-- Task list --
#1 Name the three pillars of photography that the aurora photography passage identifies.
#2 Reproduce the part of the aurora photography passage starting with "If you have a strong" and going on through "the ISO up.".

-- Source passage --
----
ISO 1600 is a good place to start when photographing auroras. With pro-grade low light gear, you can go a lot higher if needed. However, the compromise with high ISO is a drop in image quality. You’ll get more noise and less detail in underexposed areas. Your aim should be to freeze the motion of the aurora while getting a proper level of exposure. If the auroras are flying by, you might need to increase the ISO to 3200 or higher to get a shorter exposure time and less mushy or blurry auroras.
Don’t try to use lower ISO and underexpose, as you’ll need to add exposure in post production. After misfocusing, sever underexposure is probably the most common technical mistake you can make. Adding exposure in post will add more noise than if you had used a higher ISO and proper exposure during the shot. Minor exposure corrections are easily correctly with little to no harm done, when using RAW files. But if you have blown out (completely white) areas, there’s usually nothing you can do in post to save them.
If you have a strong source of light, such as a cabin window or a bonfire, you can combine different exposures in post to avoid blown out areas.
Freeze the auroras!
The last of the three pillars of photography besides aperture and ISO are shutter speed or exposure time. Unless you’re using a crazy high ISO on some pro gear, you’ll need several seconds for proper exposure. For example, if you have a f/2.8 wide angle lens, with ISO 1600, you could start with 10 seconds of exposure. Check the preview and if the image is too dark, increase either ISO or exposure time. If you’re getting overexposed images, lower the exposure time but keep the ISO up.
If your Northern lights photos are blurry, go for a shorter exposure time and higher ISO. With intense auroras and a bright lens, you can use relatively low exposure times (a few seconds or less), but with faint auroras you’ll sometimes need up to 30 seconds or even more. If you go longer, you’ll start to see star trails because of the earth’s rotation. A cool effect, but probably not what you were going for.
----
-- Supplied material --
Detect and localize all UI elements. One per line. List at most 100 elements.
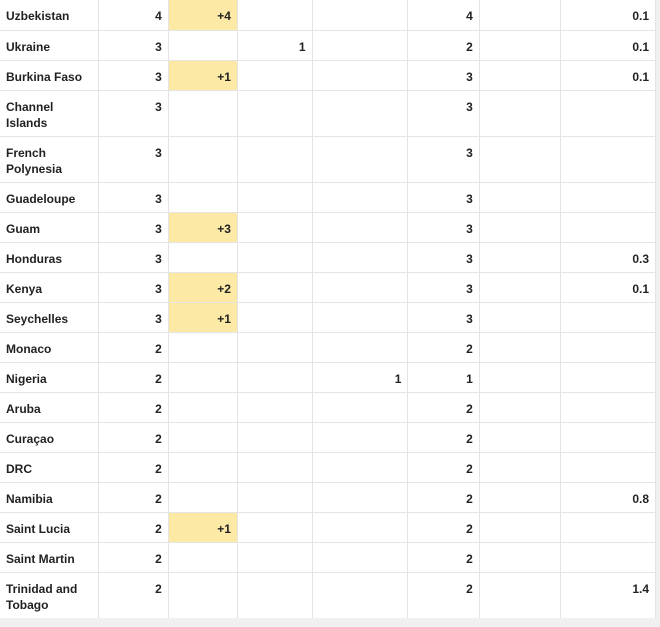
----
-- Solution set --
#1 Aperture, ISO, and shutter speed (exposure time).

#2
If you have a strong source of light, such as a cabin window or a bonfire, you can combine different exposures in post to avoid blown out areas.
Freeze the auroras!
The last of the three pillars of photography besides aperture and ISO are shutter speed or exposure time. Unless you’re using a crazy high ISO on some pro gear, you’ll need several seconds for proper exposure. For example, if you have a f/2.8 wide angle lens, with ISO 1600, you could start with 10 seconds of exposure. Check the preview and if the image is too dark, increase either ISO or exposure time. If you’re getting overexposed images, lower the exposure time but keep the ISO up.